» TASK OBJECTIVE:
Copy out all lines where "years" appears.

» DATA:
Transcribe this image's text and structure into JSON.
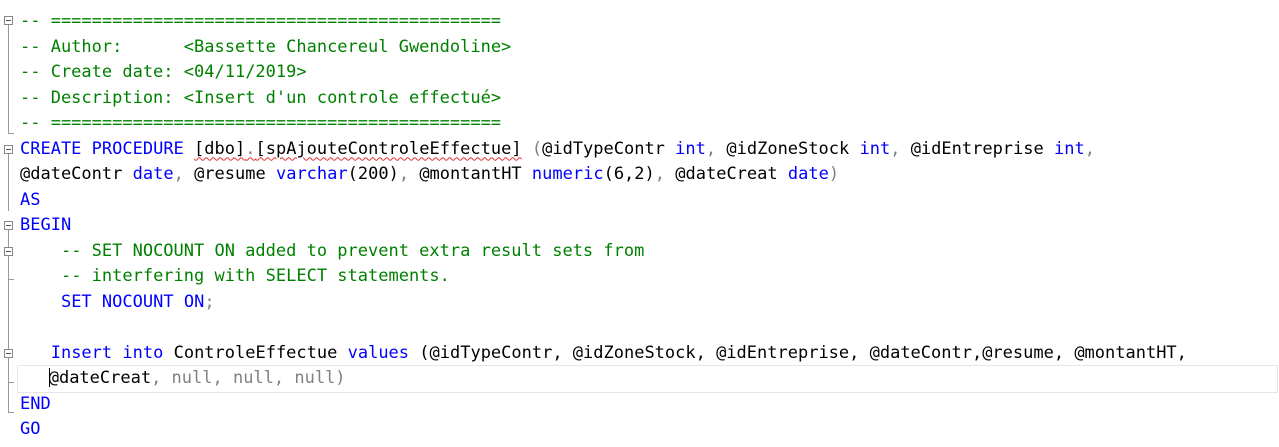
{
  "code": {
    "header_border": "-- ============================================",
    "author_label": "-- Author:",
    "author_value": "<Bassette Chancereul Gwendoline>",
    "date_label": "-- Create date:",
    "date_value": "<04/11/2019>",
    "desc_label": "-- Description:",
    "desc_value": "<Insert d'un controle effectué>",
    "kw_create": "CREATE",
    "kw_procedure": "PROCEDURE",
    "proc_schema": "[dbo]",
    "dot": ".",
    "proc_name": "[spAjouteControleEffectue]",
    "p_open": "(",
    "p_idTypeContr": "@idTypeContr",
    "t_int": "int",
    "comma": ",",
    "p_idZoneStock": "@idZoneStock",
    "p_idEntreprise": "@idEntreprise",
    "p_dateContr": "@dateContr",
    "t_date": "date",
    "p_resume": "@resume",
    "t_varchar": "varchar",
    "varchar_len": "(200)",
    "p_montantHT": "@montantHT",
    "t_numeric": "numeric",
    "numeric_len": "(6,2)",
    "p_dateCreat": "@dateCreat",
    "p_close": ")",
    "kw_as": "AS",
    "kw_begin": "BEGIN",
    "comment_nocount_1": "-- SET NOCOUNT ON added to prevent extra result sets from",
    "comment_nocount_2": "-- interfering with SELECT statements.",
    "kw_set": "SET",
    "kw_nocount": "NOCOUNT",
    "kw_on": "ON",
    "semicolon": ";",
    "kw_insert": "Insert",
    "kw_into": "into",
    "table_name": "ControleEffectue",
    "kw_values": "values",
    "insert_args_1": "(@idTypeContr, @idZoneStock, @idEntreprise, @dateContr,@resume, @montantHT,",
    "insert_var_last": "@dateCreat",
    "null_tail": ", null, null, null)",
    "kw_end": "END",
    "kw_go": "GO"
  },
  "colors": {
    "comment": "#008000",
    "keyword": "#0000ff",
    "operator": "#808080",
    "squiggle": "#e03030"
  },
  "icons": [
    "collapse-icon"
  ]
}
* * *
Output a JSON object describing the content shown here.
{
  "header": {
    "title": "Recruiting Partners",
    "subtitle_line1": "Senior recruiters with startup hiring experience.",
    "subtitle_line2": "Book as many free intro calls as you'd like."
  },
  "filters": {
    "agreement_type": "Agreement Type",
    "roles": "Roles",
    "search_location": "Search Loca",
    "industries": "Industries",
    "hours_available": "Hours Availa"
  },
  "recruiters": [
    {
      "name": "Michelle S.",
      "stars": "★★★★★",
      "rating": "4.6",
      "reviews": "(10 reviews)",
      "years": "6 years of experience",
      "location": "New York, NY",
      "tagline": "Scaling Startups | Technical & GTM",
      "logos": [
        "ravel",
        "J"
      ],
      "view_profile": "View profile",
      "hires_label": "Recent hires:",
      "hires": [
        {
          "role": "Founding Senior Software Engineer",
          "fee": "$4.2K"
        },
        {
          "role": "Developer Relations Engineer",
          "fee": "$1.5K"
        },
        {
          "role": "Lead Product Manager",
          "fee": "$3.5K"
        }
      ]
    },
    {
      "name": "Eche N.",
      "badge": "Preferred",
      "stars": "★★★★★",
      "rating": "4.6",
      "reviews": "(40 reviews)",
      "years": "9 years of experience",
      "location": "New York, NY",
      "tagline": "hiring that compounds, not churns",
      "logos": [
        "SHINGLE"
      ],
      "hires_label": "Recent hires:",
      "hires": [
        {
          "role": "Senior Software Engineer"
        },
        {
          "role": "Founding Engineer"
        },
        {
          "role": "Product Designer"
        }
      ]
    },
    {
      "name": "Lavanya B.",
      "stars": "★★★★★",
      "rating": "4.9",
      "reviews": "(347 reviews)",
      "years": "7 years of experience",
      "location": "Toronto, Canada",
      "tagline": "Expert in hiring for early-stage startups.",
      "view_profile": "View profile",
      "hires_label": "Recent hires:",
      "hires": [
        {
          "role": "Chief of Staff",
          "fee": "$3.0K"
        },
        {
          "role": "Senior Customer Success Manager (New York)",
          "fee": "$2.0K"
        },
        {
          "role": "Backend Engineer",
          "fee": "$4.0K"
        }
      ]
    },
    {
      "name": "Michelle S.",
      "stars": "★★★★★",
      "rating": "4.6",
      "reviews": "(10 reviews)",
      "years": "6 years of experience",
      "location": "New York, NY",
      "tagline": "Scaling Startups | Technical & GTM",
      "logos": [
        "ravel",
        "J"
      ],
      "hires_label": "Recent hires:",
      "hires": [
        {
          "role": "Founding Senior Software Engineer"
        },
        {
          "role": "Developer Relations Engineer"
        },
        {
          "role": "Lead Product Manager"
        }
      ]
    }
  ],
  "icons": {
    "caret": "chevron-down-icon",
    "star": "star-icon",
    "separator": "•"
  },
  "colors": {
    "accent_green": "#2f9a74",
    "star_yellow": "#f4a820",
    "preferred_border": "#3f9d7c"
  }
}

» FULL RESPONSE:
      "years": "6 years of experience",
      "years": "9 years of experience",
      "years": "7 years of experience",
      "years": "6 years of experience",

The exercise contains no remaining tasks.